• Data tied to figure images
--- --- ---

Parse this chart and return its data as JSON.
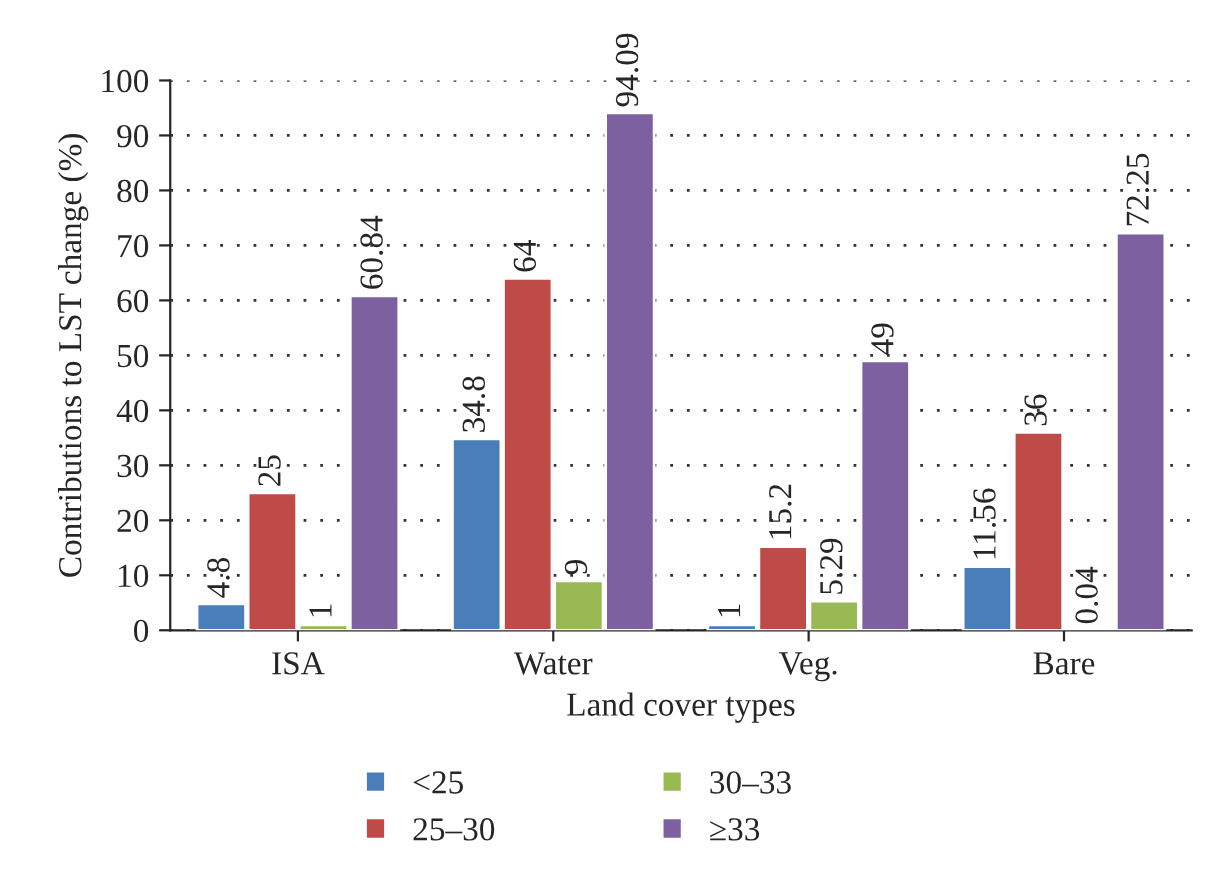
{
  "chart_data": {
    "type": "bar",
    "xlabel": "Land cover types",
    "ylabel": "Contributions to LST change (%)",
    "categories": [
      "ISA",
      "Water",
      "Veg.",
      "Bare"
    ],
    "series": [
      {
        "name": "<25",
        "color": "#4a7ebb",
        "values": [
          4.8,
          34.8,
          1,
          11.56
        ]
      },
      {
        "name": "25–30",
        "color": "#be4b48",
        "values": [
          25,
          64,
          15.2,
          36
        ]
      },
      {
        "name": "30–33",
        "color": "#98b954",
        "values": [
          1,
          9,
          5.29,
          0.04
        ]
      },
      {
        "name": "≥33",
        "color": "#7d60a0",
        "values": [
          60.84,
          94.09,
          49,
          72.25
        ]
      }
    ],
    "ylim": [
      0,
      100
    ],
    "yticks": [
      0,
      10,
      20,
      30,
      40,
      50,
      60,
      70,
      80,
      90,
      100
    ],
    "grid": "y",
    "legend": "bottom",
    "data_labels": true
  }
}
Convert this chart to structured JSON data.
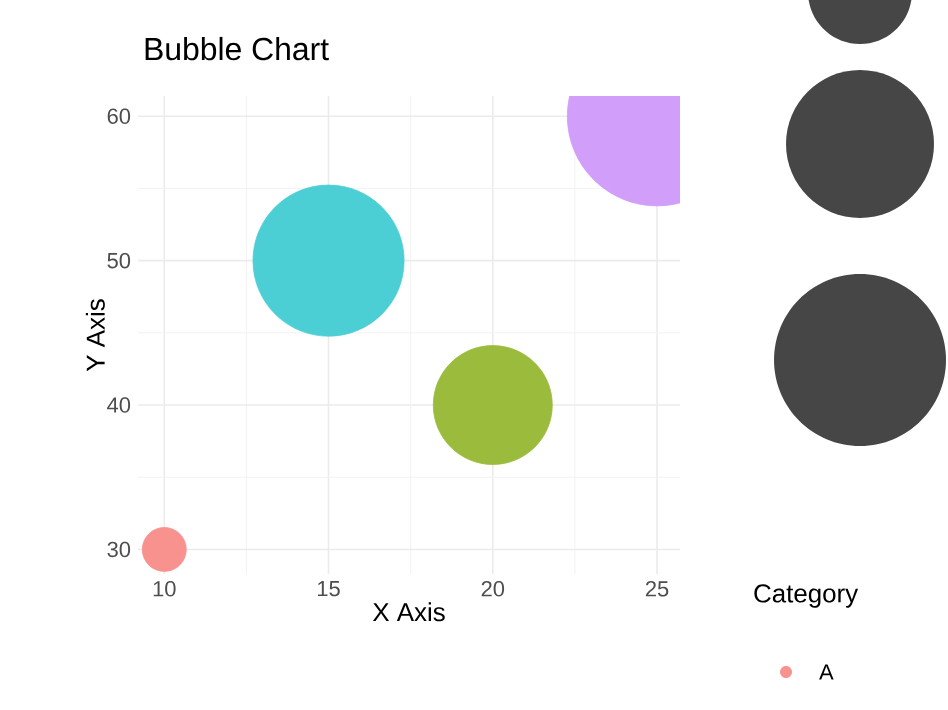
{
  "chart_data": {
    "type": "bubble",
    "title": "Bubble Chart",
    "xlabel": "X Axis",
    "ylabel": "Y Axis",
    "legend_title": "Category",
    "series": [
      {
        "name": "A",
        "color": "#f8928f",
        "x": [
          10
        ],
        "values": [
          30
        ],
        "sizes": [
          0.06
        ]
      },
      {
        "color": "#4ccfd4",
        "x": [
          15
        ],
        "values": [
          50
        ],
        "sizes": [
          0.71
        ]
      },
      {
        "color": "#9bbb3c",
        "x": [
          20
        ],
        "values": [
          40
        ],
        "sizes": [
          0.44
        ]
      },
      {
        "color": "#d19ef9",
        "x": [
          25
        ],
        "values": [
          60
        ],
        "sizes": [
          1
        ]
      }
    ],
    "xlim": [
      9.2,
      25.7
    ],
    "ylim": [
      28.3,
      61.4
    ],
    "xticks": [
      10,
      15,
      20,
      25
    ],
    "yticks": [
      30,
      40,
      50,
      60
    ],
    "grid": true,
    "legend": "right"
  }
}
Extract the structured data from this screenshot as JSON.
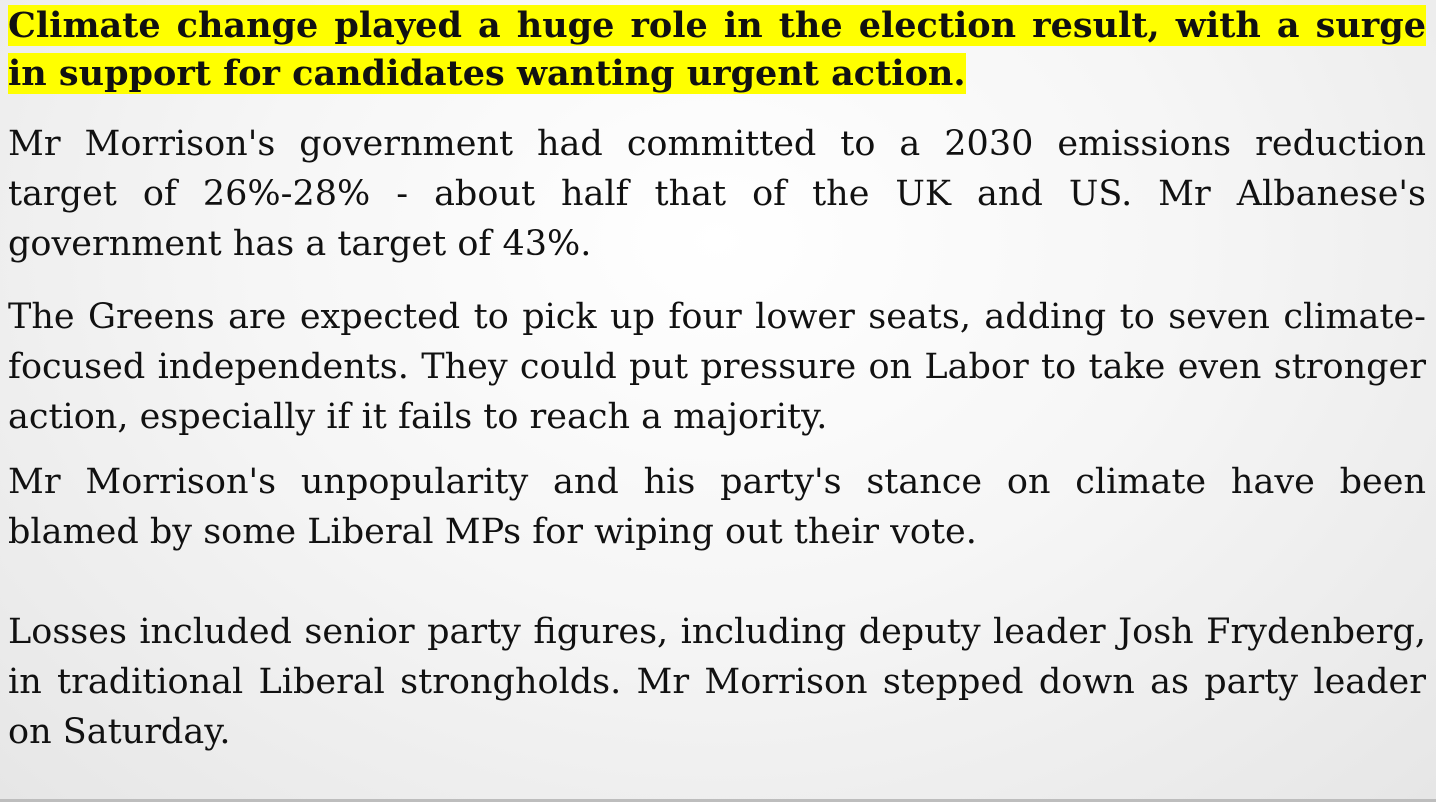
{
  "headline": "Climate change played a huge role in the election result, with a surge in support for candidates wanting urgent action.",
  "paragraphs": [
    "Mr Morrison's government had committed to a 2030 emissions reduction target of 26%-28% - about half that of the UK and US. Mr Albanese's government has a target of 43%.",
    "The Greens are expected to pick up four lower seats, adding to seven climate-focused independents. They could put pressure on Labor to take even stronger action, especially if it fails to reach a majority.",
    "Mr Morrison's unpopularity and his party's stance on climate have been blamed by some Liberal MPs for wiping out their vote.",
    "Losses included senior party figures, including deputy leader Josh Frydenberg, in traditional Liberal strongholds. Mr Morrison stepped down as party leader on Saturday."
  ],
  "colors": {
    "highlight": "#ffff00",
    "text": "#111111"
  }
}
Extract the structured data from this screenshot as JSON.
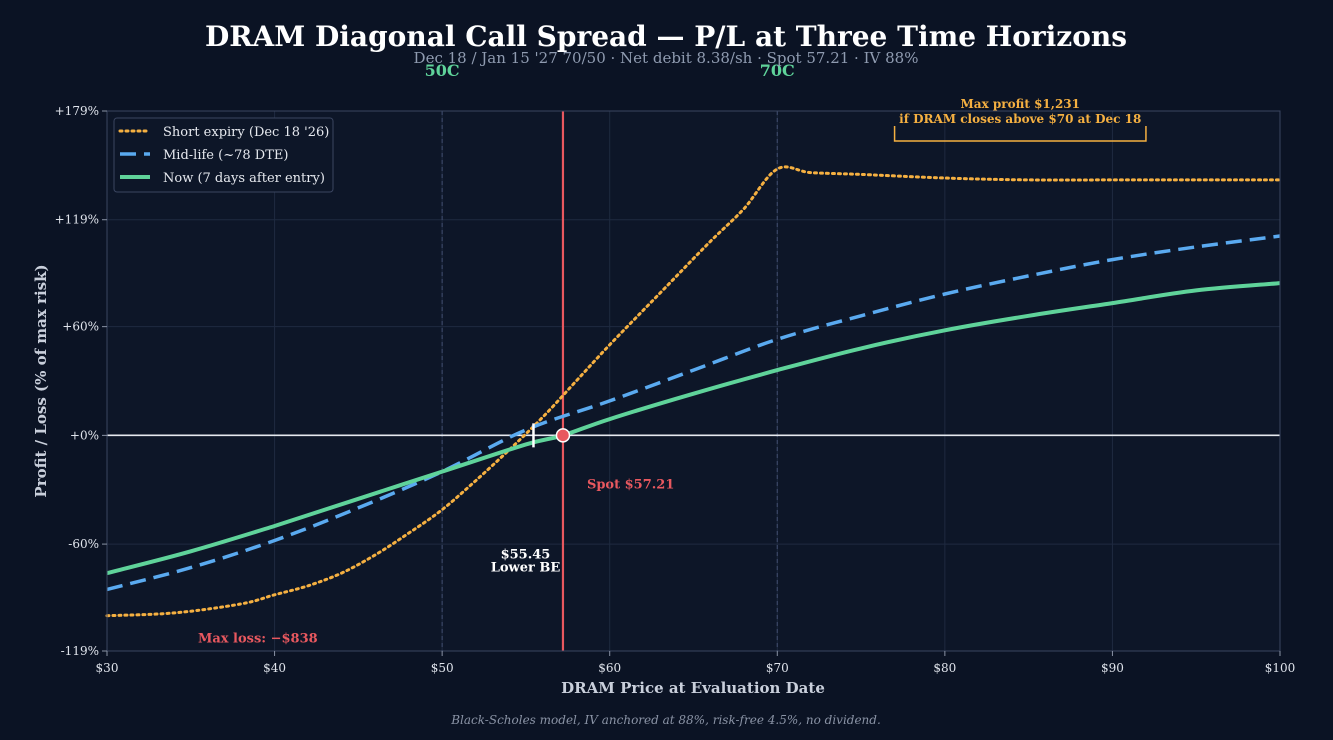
{
  "chart_data": {
    "type": "line",
    "title": "DRAM Diagonal Call Spread — P/L at Three Time Horizons",
    "subtitle": "Dec 18 / Jan 15 '27 70/50 · Net debit 8.38/sh · Spot 57.21 · IV 88%",
    "xlabel": "DRAM Price at Evaluation Date",
    "ylabel": "Profit / Loss (% of max risk)",
    "xlim": [
      30,
      100
    ],
    "ylim": [
      -119,
      179
    ],
    "x_ticks": [
      30,
      40,
      50,
      60,
      70,
      80,
      90,
      100
    ],
    "x_tick_labels": [
      "$30",
      "$40",
      "$50",
      "$60",
      "$70",
      "$80",
      "$90",
      "$100"
    ],
    "y_ticks": [
      -119,
      -60,
      0,
      60,
      119,
      179
    ],
    "y_tick_labels": [
      "-119%",
      "-60%",
      "+0%",
      "+60%",
      "+119%",
      "+179%"
    ],
    "grid": true,
    "legend_position": "top-left",
    "strikes": [
      {
        "label": "50C",
        "x": 50
      },
      {
        "label": "70C",
        "x": 70
      }
    ],
    "spot": {
      "x": 57.21,
      "label": "Spot $57.21",
      "color": "#e8585f"
    },
    "breakeven": {
      "x": 55.45,
      "label_price": "$55.45",
      "label_text": "Lower BE"
    },
    "max_profit": {
      "line1": "Max profit $1,231",
      "line2": "if DRAM closes above $70 at Dec 18",
      "x_range": [
        77,
        92
      ]
    },
    "max_loss": {
      "label": "Max loss: −$838",
      "x": 39,
      "y": -112
    },
    "series": [
      {
        "name": "Short expiry (Dec 18 '26)",
        "color": "#f5b041",
        "style": "dotted",
        "x": [
          30,
          34,
          38,
          40,
          42,
          44,
          46,
          48,
          50,
          52,
          54,
          56,
          58,
          60,
          62,
          64,
          66,
          68,
          70,
          72,
          75,
          80,
          85,
          90,
          95,
          100
        ],
        "y": [
          -99.5,
          -98,
          -93,
          -88,
          -83,
          -76,
          -66,
          -54,
          -41,
          -25,
          -8,
          10,
          30,
          50,
          69,
          88,
          107,
          125,
          147,
          145,
          144,
          142,
          141,
          141,
          141,
          141
        ]
      },
      {
        "name": "Mid-life (~78 DTE)",
        "color": "#5aaaf0",
        "style": "dashed",
        "x": [
          30,
          35,
          40,
          45,
          50,
          55,
          60,
          65,
          70,
          75,
          80,
          85,
          90,
          95,
          100
        ],
        "y": [
          -85,
          -73,
          -58,
          -40,
          -20,
          3,
          19,
          36,
          53,
          66,
          78,
          88,
          97,
          104,
          110
        ]
      },
      {
        "name": "Now (7 days after entry)",
        "color": "#5fd39a",
        "style": "solid",
        "x": [
          30,
          35,
          40,
          45,
          50,
          55,
          57.21,
          60,
          65,
          70,
          75,
          80,
          85,
          90,
          95,
          100
        ],
        "y": [
          -76,
          -64,
          -50,
          -35,
          -20,
          -5,
          0,
          9,
          23,
          36,
          48,
          58,
          66,
          73,
          80,
          84
        ]
      }
    ]
  },
  "footnote": "Black-Scholes model, IV anchored at 88%, risk-free 4.5%, no dividend."
}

--- --- ---

• Request
An exact transcription of all the entries is required, without the pictures.

• Result of the task
Parse this chart and return its data as JSON.
{
  "chart_data": {
    "type": "bar",
    "xlabel": "Land cover types",
    "ylabel": "Contributions to LST change (%)",
    "categories": [
      "ISA",
      "Water",
      "Veg.",
      "Bare"
    ],
    "series": [
      {
        "name": "<25",
        "color": "#4a7ebb",
        "values": [
          4.8,
          34.8,
          1,
          11.56
        ]
      },
      {
        "name": "25–30",
        "color": "#be4b48",
        "values": [
          25,
          64,
          15.2,
          36
        ]
      },
      {
        "name": "30–33",
        "color": "#98b954",
        "values": [
          1,
          9,
          5.29,
          0.04
        ]
      },
      {
        "name": "≥33",
        "color": "#7d60a0",
        "values": [
          60.84,
          94.09,
          49,
          72.25
        ]
      }
    ],
    "ylim": [
      0,
      100
    ],
    "yticks": [
      0,
      10,
      20,
      30,
      40,
      50,
      60,
      70,
      80,
      90,
      100
    ],
    "grid": "y",
    "legend": "bottom",
    "data_labels": true
  }
}
Convert this chart to structured JSON data.
{
  "chart_data": {
    "type": "bubble",
    "title": "Bubble Chart",
    "xlabel": "X Axis",
    "ylabel": "Y Axis",
    "legend_title": "Category",
    "series": [
      {
        "name": "A",
        "color": "#f8928f",
        "x": [
          10
        ],
        "values": [
          30
        ],
        "sizes": [
          0.06
        ]
      },
      {
        "color": "#4ccfd4",
        "x": [
          15
        ],
        "values": [
          50
        ],
        "sizes": [
          0.71
        ]
      },
      {
        "color": "#9bbb3c",
        "x": [
          20
        ],
        "values": [
          40
        ],
        "sizes": [
          0.44
        ]
      },
      {
        "color": "#d19ef9",
        "x": [
          25
        ],
        "values": [
          60
        ],
        "sizes": [
          1
        ]
      }
    ],
    "xlim": [
      9.2,
      25.7
    ],
    "ylim": [
      28.3,
      61.4
    ],
    "xticks": [
      10,
      15,
      20,
      25
    ],
    "yticks": [
      30,
      40,
      50,
      60
    ],
    "grid": true,
    "legend": "right"
  }
}
Extract the structured data from this screenshot as JSON.
{
  "headline": "Climate change played a huge role in the election result, with a surge in support for candidates wanting urgent action.",
  "paragraphs": [
    "Mr Morrison's government had committed to a 2030 emissions reduction target of 26%-28% - about half that of the UK and US. Mr Albanese's government has a target of 43%.",
    "The Greens are expected to pick up four lower seats, adding to seven climate-focused independents. They could put pressure on Labor to take even stronger action, especially if it fails to reach a majority.",
    "Mr Morrison's unpopularity and his party's stance on climate have been blamed by some Liberal MPs for wiping out their vote.",
    "Losses included senior party figures, including deputy leader Josh Frydenberg, in traditional Liberal strongholds. Mr Morrison stepped down as party leader on Saturday."
  ],
  "colors": {
    "highlight": "#ffff00",
    "text": "#111111"
  }
}
Extract the structured data from this screenshot as JSON.
{
  "chart_data": {
    "type": "line",
    "title": "DRAM Diagonal Call Spread — P/L at Three Time Horizons",
    "subtitle": "Dec 18 / Jan 15 '27 70/50 · Net debit 8.38/sh · Spot 57.21 · IV 88%",
    "xlabel": "DRAM Price at Evaluation Date",
    "ylabel": "Profit / Loss (% of max risk)",
    "xlim": [
      30,
      100
    ],
    "ylim": [
      -119,
      179
    ],
    "x_ticks": [
      30,
      40,
      50,
      60,
      70,
      80,
      90,
      100
    ],
    "x_tick_labels": [
      "$30",
      "$40",
      "$50",
      "$60",
      "$70",
      "$80",
      "$90",
      "$100"
    ],
    "y_ticks": [
      -119,
      -60,
      0,
      60,
      119,
      179
    ],
    "y_tick_labels": [
      "-119%",
      "-60%",
      "+0%",
      "+60%",
      "+119%",
      "+179%"
    ],
    "grid": true,
    "legend_position": "top-left",
    "strikes": [
      {
        "label": "50C",
        "x": 50
      },
      {
        "label": "70C",
        "x": 70
      }
    ],
    "spot": {
      "x": 57.21,
      "label": "Spot $57.21",
      "color": "#e8585f"
    },
    "breakeven": {
      "x": 55.45,
      "label_price": "$55.45",
      "label_text": "Lower BE"
    },
    "max_profit": {
      "line1": "Max profit $1,231",
      "line2": "if DRAM closes above $70 at Dec 18",
      "x_range": [
        77,
        92
      ]
    },
    "max_loss": {
      "label": "Max loss: −$838",
      "x": 39,
      "y": -112
    },
    "series": [
      {
        "name": "Short expiry (Dec 18 '26)",
        "color": "#f5b041",
        "style": "dotted",
        "x": [
          30,
          34,
          38,
          40,
          42,
          44,
          46,
          48,
          50,
          52,
          54,
          56,
          58,
          60,
          62,
          64,
          66,
          68,
          70,
          72,
          75,
          80,
          85,
          90,
          95,
          100
        ],
        "y": [
          -99.5,
          -98,
          -93,
          -88,
          -83,
          -76,
          -66,
          -54,
          -41,
          -25,
          -8,
          10,
          30,
          50,
          69,
          88,
          107,
          125,
          147,
          145,
          144,
          142,
          141,
          141,
          141,
          141
        ]
      },
      {
        "name": "Mid-life (~78 DTE)",
        "color": "#5aaaf0",
        "style": "dashed",
        "x": [
          30,
          35,
          40,
          45,
          50,
          55,
          60,
          65,
          70,
          75,
          80,
          85,
          90,
          95,
          100
        ],
        "y": [
          -85,
          -73,
          -58,
          -40,
          -20,
          3,
          19,
          36,
          53,
          66,
          78,
          88,
          97,
          104,
          110
        ]
      },
      {
        "name": "Now (7 days after entry)",
        "color": "#5fd39a",
        "style": "solid",
        "x": [
          30,
          35,
          40,
          45,
          50,
          55,
          57.21,
          60,
          65,
          70,
          75,
          80,
          85,
          90,
          95,
          100
        ],
        "y": [
          -76,
          -64,
          -50,
          -35,
          -20,
          -5,
          0,
          9,
          23,
          36,
          48,
          58,
          66,
          73,
          80,
          84
        ]
      }
    ]
  },
  "footnote": "Black-Scholes model, IV anchored at 88%, risk-free 4.5%, no dividend."
}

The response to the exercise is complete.